-------- DATA ROWS --------
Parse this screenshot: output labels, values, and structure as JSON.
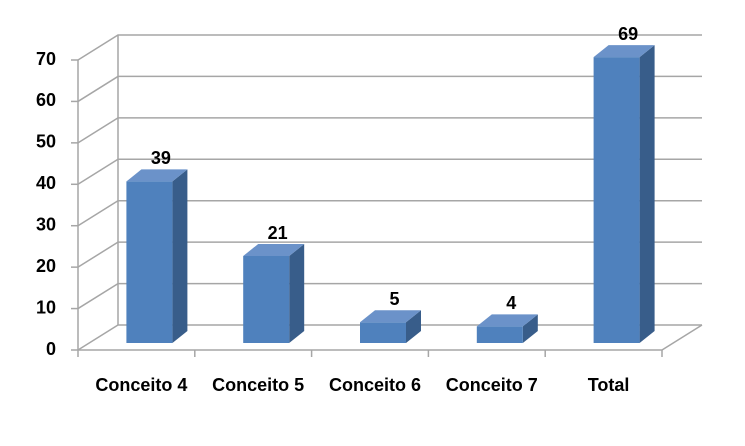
{
  "chart_data": {
    "type": "bar3d",
    "categories": [
      "Conceito 4",
      "Conceito 5",
      "Conceito 6",
      "Conceito 7",
      "Total"
    ],
    "values": [
      39,
      21,
      5,
      4,
      69
    ],
    "color": "#4f81bd",
    "ylim": [
      0,
      70
    ],
    "yticks": [
      0,
      10,
      20,
      30,
      40,
      50,
      60,
      70
    ],
    "grid": true
  }
}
--------
__INSTRUCTION__
Reproduce each line exactly, please, except for any pictures.

__WRITTEN ANSWER__
Parse this screenshot: output labels, values, and structure as JSON.
{
  "chart_data": {
    "type": "bar3d",
    "categories": [
      "Conceito 4",
      "Conceito 5",
      "Conceito 6",
      "Conceito 7",
      "Total"
    ],
    "values": [
      39,
      21,
      5,
      4,
      69
    ],
    "color": "#4f81bd",
    "ylim": [
      0,
      70
    ],
    "yticks": [
      0,
      10,
      20,
      30,
      40,
      50,
      60,
      70
    ],
    "grid": true
  }
}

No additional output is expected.